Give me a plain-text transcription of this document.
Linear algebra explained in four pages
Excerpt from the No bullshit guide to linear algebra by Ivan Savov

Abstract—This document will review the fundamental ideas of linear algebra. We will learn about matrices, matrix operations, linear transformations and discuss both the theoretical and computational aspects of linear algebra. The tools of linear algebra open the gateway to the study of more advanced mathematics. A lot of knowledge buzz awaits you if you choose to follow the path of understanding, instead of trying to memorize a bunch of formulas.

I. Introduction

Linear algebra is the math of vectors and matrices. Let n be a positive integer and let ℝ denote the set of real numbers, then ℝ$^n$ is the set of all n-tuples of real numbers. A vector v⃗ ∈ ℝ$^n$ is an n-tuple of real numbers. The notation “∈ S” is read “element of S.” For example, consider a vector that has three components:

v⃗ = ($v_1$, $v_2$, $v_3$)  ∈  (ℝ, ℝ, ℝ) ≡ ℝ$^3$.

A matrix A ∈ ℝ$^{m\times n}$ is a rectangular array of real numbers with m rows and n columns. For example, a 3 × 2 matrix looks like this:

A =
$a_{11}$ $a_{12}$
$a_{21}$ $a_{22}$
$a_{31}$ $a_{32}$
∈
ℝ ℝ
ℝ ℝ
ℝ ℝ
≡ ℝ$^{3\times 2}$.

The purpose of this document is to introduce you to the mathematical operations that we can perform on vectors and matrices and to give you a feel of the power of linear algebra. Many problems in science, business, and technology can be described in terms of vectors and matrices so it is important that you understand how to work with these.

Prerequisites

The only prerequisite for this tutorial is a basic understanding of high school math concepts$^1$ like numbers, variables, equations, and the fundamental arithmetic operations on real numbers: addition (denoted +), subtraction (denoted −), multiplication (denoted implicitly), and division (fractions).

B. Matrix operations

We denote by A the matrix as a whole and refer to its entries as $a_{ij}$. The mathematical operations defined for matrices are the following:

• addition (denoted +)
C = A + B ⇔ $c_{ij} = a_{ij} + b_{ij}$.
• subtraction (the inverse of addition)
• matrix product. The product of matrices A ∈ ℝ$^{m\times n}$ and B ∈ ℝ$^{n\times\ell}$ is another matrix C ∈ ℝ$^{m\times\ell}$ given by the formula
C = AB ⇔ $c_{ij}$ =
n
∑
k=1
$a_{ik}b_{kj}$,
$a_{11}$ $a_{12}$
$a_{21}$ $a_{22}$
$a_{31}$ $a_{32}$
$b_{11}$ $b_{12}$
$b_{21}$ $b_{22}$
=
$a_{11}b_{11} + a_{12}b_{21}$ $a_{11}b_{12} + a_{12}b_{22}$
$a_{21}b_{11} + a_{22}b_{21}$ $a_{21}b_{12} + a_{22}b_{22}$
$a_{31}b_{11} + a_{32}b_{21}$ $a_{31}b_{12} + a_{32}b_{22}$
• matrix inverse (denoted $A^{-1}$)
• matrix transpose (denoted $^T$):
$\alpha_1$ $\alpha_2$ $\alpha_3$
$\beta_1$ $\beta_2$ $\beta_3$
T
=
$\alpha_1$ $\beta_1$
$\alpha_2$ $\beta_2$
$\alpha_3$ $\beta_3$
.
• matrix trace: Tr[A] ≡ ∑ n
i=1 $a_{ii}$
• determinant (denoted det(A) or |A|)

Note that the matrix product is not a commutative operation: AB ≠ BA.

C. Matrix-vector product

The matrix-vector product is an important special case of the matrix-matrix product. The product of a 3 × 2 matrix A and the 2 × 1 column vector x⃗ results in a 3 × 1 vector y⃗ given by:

┄┄┄┄┄┄

**STATED PROBLEM**
Locate all lines holding the word "times", then copy them out.

**SOLUTION BELOW**
A matrix A ∈ ℝ$^{m\times n}$ is a rectangular array of real numbers with m rows and n columns. For example, a 3 × 2 matrix looks like this:
≡ ℝ$^{3\times 2}$.
• matrix product. The product of matrices A ∈ ℝ$^{m\times n}$ and B ∈ ℝ$^{n\times\ell}$ is another matrix C ∈ ℝ$^{m\times\ell}$ given by the formula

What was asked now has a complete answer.